(begin)

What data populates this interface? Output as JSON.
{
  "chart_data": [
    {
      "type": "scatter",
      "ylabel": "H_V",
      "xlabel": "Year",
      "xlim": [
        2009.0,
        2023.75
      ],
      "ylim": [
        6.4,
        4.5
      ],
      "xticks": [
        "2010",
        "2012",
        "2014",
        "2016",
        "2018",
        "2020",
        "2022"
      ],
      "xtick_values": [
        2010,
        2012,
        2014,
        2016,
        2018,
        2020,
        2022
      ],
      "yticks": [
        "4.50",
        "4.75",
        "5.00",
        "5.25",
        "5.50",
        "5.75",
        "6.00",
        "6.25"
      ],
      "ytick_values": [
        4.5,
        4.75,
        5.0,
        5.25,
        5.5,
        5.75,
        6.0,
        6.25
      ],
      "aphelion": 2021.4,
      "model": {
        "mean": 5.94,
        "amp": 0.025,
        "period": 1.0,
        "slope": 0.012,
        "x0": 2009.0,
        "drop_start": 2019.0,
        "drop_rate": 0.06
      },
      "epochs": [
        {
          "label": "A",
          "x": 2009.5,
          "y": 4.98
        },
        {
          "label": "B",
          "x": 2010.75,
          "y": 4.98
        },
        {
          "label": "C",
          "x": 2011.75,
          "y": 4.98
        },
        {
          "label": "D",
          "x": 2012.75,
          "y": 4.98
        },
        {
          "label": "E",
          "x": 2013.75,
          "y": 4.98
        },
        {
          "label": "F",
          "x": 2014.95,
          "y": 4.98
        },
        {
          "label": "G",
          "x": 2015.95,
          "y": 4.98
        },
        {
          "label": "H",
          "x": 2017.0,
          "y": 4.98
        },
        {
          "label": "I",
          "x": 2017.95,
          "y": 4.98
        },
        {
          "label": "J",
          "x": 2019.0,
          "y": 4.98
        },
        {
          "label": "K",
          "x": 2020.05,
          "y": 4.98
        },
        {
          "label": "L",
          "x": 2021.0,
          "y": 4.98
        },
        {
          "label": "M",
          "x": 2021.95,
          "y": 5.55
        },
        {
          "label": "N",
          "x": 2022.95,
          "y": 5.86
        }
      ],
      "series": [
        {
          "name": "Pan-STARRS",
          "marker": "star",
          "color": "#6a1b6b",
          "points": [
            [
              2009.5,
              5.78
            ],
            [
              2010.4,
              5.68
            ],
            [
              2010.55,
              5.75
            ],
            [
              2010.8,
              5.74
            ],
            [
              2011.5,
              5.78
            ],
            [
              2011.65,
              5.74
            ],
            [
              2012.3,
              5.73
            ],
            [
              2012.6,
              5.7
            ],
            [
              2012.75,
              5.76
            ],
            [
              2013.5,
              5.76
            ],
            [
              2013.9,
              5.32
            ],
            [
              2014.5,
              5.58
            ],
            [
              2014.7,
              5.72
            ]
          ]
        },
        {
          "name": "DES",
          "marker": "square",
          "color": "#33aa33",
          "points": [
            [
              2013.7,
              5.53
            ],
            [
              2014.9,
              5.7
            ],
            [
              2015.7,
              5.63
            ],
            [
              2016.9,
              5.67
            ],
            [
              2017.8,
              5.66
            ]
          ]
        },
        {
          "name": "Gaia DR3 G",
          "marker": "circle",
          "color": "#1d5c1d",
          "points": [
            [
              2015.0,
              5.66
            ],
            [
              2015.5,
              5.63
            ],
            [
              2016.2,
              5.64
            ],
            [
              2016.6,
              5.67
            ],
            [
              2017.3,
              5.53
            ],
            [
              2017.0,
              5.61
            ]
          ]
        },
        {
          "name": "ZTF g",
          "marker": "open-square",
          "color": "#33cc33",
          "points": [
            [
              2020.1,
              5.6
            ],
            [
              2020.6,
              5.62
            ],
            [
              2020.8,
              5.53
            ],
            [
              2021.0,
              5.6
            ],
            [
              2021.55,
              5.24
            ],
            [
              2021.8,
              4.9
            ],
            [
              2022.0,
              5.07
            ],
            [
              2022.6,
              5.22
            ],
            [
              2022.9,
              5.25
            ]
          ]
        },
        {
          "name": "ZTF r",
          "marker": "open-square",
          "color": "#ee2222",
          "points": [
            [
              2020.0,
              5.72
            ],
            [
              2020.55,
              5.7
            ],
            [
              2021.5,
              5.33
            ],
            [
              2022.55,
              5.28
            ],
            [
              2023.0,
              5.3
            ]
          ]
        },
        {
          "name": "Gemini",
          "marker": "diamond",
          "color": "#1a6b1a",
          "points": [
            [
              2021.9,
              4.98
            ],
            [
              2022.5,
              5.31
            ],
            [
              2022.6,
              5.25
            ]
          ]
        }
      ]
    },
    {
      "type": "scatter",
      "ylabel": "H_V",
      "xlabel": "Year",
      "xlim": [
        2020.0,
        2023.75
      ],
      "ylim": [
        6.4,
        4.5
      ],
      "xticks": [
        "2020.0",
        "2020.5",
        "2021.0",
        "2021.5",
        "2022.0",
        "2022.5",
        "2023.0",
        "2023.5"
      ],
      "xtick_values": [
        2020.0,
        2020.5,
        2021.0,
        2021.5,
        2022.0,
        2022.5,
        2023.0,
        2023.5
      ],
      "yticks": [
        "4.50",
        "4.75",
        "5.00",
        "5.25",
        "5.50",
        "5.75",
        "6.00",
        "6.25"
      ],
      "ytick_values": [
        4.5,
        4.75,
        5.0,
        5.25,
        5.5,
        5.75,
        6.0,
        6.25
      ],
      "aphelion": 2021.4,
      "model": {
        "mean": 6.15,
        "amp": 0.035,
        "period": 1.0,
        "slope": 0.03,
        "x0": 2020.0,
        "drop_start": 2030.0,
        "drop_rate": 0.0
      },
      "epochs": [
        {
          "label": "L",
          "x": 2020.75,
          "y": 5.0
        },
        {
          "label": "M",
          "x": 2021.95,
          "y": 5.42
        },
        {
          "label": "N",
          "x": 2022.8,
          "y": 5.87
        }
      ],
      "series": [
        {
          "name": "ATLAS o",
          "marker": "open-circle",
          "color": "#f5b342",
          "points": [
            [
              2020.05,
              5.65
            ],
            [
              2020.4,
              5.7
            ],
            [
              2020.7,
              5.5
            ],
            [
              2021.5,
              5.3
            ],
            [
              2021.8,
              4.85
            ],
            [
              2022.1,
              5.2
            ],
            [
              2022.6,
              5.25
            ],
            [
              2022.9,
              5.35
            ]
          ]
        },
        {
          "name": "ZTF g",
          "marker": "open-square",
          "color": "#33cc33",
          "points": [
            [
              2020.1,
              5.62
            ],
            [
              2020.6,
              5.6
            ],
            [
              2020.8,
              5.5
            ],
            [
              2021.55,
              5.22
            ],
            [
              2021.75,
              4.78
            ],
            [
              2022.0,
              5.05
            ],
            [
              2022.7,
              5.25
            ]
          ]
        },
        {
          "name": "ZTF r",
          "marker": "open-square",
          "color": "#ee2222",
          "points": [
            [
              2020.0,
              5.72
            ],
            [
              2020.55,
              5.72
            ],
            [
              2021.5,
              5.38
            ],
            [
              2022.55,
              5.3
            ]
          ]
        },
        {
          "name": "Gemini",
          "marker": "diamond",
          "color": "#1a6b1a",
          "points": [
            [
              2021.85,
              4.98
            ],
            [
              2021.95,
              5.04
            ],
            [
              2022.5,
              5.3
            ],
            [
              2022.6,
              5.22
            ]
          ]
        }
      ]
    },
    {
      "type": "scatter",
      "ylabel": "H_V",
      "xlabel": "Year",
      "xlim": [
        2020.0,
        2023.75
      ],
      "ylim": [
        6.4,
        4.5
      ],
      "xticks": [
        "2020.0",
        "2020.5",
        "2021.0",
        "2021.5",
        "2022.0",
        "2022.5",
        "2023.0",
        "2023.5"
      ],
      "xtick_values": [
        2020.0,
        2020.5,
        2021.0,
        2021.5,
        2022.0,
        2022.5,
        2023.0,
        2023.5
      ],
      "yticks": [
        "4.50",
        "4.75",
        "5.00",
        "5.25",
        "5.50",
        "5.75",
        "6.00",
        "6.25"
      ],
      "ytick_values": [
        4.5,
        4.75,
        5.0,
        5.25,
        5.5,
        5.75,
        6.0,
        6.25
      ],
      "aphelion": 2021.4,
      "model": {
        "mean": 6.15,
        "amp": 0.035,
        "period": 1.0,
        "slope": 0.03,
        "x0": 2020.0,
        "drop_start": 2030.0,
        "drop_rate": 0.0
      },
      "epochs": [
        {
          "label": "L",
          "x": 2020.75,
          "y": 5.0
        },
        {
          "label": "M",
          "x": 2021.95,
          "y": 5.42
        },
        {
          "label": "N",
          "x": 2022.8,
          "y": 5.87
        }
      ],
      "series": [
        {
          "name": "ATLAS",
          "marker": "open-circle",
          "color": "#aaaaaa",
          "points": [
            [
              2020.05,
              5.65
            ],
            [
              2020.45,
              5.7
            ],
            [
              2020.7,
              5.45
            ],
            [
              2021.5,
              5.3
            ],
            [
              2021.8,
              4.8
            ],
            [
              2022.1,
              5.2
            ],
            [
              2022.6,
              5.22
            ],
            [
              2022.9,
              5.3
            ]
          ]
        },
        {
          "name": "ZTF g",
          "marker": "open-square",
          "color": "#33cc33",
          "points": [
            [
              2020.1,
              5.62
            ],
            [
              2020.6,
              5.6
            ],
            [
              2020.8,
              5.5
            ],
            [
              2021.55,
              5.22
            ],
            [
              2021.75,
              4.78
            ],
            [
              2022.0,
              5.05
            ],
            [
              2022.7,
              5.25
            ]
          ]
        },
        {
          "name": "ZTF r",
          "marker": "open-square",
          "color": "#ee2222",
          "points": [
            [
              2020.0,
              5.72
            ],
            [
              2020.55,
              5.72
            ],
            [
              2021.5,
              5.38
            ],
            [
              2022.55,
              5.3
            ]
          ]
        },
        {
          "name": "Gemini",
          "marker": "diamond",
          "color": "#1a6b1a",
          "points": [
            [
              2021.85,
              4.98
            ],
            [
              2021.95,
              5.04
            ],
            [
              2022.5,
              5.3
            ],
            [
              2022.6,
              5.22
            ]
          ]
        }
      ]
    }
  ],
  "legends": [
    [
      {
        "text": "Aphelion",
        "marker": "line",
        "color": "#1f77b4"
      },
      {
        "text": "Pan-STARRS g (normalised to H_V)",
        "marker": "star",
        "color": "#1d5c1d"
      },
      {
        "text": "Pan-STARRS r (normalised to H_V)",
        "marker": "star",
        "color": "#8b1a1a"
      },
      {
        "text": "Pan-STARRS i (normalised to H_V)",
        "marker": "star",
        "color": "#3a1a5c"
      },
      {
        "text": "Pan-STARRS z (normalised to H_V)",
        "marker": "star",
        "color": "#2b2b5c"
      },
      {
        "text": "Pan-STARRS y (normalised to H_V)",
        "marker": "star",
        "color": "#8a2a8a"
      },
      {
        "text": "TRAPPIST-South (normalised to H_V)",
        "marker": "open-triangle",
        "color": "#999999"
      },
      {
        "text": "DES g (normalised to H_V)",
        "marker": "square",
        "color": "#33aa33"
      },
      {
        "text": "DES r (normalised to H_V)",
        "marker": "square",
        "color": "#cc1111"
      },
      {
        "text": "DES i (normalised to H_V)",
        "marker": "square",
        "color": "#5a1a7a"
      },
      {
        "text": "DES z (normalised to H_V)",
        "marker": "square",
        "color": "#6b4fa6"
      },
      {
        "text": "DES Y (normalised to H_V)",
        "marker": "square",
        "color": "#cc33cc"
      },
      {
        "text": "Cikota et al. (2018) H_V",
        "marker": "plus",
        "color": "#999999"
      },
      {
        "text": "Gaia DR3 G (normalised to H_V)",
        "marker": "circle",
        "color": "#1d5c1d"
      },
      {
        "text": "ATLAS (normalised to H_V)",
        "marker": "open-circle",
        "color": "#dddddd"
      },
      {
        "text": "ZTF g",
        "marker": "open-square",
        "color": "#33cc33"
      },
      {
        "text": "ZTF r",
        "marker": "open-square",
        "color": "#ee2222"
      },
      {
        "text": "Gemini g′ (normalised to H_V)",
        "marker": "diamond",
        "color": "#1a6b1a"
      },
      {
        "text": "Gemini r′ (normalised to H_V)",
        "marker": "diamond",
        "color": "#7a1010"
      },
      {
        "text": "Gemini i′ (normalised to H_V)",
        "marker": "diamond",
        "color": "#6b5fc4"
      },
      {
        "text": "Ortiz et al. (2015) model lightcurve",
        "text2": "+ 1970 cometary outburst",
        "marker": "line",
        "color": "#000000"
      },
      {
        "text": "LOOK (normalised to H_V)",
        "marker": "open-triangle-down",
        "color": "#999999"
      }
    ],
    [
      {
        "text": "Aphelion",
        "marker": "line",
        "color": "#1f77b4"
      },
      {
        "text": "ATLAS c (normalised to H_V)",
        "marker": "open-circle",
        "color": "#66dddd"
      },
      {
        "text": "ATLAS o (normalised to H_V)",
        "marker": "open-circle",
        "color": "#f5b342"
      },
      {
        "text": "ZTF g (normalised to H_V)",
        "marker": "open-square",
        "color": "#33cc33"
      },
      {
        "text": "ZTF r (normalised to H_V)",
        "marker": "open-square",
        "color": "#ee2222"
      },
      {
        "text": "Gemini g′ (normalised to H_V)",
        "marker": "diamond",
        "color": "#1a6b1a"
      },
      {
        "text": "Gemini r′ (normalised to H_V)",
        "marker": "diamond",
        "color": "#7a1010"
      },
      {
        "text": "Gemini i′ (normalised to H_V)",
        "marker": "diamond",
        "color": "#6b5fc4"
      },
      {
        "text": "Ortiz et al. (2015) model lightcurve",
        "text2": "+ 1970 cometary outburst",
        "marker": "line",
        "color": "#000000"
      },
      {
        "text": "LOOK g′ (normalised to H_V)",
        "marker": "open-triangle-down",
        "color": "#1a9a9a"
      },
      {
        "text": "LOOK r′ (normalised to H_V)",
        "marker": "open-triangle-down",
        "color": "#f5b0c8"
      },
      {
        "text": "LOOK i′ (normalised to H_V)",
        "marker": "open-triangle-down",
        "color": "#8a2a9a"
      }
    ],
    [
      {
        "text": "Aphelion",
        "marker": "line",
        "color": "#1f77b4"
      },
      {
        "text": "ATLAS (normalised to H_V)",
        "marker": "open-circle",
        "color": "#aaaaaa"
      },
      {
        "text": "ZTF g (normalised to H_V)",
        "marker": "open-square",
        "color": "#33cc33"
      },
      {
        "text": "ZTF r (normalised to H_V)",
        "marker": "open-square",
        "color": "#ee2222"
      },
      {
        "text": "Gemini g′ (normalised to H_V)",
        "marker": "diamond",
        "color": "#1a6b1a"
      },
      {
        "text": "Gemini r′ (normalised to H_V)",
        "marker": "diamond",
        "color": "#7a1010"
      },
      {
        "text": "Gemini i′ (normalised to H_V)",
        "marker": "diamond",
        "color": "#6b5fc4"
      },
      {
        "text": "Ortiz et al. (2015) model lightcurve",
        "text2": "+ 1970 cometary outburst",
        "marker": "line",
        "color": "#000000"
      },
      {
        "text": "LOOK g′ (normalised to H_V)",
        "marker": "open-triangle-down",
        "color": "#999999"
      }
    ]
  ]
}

(end)

Exercise prompt
Using the material above, gather every line that includes "STARRS".

Result of this exercise
          "name": "Pan-STARRS",
        "text": "Pan-STARRS g (normalised to H_V)",
        "text": "Pan-STARRS r (normalised to H_V)",
        "text": "Pan-STARRS i (normalised to H_V)",
        "text": "Pan-STARRS z (normalised to H_V)",
        "text": "Pan-STARRS y (normalised to H_V)",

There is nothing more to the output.